* DIRECTIVE: Locate and copy each line in the data that contains the word "document".

* DATA PROVIDED:
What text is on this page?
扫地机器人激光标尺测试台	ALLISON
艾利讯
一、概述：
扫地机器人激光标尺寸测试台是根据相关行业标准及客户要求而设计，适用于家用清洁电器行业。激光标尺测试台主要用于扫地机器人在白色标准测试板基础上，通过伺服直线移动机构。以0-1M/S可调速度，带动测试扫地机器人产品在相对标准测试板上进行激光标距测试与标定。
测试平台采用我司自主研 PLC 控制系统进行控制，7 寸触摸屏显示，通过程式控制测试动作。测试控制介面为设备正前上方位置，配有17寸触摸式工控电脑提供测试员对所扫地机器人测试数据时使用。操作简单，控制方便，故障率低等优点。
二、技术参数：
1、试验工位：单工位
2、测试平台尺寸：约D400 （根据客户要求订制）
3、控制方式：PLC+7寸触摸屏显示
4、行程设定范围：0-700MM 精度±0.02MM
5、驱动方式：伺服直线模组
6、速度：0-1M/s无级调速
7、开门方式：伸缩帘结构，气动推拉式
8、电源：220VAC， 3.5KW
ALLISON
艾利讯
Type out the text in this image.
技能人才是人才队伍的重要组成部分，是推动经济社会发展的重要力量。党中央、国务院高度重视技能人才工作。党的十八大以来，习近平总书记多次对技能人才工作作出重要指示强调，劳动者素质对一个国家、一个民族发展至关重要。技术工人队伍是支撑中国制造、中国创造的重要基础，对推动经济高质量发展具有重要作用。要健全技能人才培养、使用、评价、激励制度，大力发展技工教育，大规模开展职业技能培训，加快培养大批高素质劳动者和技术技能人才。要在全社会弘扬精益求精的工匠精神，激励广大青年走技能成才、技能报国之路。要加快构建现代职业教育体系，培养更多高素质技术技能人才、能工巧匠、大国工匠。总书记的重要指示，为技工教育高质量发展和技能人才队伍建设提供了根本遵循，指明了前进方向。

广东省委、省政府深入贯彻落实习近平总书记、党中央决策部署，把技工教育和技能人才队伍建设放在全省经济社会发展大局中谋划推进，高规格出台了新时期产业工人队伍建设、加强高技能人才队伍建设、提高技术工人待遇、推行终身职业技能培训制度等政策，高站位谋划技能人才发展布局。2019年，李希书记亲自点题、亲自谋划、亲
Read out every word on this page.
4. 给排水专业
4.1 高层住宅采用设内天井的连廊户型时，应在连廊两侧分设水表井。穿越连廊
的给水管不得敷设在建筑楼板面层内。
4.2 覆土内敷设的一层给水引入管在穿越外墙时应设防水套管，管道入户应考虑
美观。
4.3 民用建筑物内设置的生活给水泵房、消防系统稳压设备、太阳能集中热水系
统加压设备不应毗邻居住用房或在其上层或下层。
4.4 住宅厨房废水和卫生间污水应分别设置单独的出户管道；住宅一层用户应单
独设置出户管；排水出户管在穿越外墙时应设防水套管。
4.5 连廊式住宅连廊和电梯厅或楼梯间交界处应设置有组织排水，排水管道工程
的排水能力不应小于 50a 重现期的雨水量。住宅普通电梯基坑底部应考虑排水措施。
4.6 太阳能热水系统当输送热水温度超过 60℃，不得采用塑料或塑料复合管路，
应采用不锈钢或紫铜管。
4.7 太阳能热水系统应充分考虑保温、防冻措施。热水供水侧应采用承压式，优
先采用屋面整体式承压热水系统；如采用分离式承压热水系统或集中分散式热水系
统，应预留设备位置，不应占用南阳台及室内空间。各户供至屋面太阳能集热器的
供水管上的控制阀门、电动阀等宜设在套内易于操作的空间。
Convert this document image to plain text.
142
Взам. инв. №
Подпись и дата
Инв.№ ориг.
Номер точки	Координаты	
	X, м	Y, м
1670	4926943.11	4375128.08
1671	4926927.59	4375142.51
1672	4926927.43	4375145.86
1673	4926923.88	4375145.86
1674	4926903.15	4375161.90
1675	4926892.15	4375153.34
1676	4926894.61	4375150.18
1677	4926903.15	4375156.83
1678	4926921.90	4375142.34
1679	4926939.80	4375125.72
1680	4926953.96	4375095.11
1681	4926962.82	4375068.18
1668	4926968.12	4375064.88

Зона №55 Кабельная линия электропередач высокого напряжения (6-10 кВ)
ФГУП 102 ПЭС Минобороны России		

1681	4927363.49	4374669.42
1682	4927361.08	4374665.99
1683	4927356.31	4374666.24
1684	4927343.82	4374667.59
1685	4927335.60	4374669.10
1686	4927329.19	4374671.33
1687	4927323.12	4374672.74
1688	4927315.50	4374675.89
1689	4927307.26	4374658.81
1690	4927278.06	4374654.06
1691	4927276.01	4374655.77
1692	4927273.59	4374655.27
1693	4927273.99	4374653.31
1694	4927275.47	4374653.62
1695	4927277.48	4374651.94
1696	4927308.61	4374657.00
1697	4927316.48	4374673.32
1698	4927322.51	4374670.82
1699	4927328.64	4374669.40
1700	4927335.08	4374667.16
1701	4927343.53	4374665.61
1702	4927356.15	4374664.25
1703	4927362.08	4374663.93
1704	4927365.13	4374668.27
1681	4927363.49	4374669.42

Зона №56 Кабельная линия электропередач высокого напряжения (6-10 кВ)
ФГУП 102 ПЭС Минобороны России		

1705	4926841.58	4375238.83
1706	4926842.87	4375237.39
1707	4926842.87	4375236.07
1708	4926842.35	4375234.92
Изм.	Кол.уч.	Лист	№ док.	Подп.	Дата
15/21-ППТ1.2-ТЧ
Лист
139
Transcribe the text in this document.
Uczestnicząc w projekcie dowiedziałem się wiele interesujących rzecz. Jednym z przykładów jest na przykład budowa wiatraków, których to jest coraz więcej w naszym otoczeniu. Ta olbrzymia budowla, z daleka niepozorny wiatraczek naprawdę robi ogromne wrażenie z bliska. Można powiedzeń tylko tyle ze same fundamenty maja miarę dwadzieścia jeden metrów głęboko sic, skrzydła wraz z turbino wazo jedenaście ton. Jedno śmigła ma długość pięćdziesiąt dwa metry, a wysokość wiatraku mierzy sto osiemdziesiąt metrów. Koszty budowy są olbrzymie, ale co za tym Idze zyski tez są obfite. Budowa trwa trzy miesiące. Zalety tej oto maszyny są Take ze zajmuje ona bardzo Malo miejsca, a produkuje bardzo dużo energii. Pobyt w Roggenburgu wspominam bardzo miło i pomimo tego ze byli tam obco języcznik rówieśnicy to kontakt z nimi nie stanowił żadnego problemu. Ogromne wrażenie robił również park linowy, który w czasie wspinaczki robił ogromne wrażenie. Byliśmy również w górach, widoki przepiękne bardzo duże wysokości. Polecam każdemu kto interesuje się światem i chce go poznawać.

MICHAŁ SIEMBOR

* SOLUTION TO THE EXERCISE:
Convert this document image to plain text.
Transcribe the text in this document.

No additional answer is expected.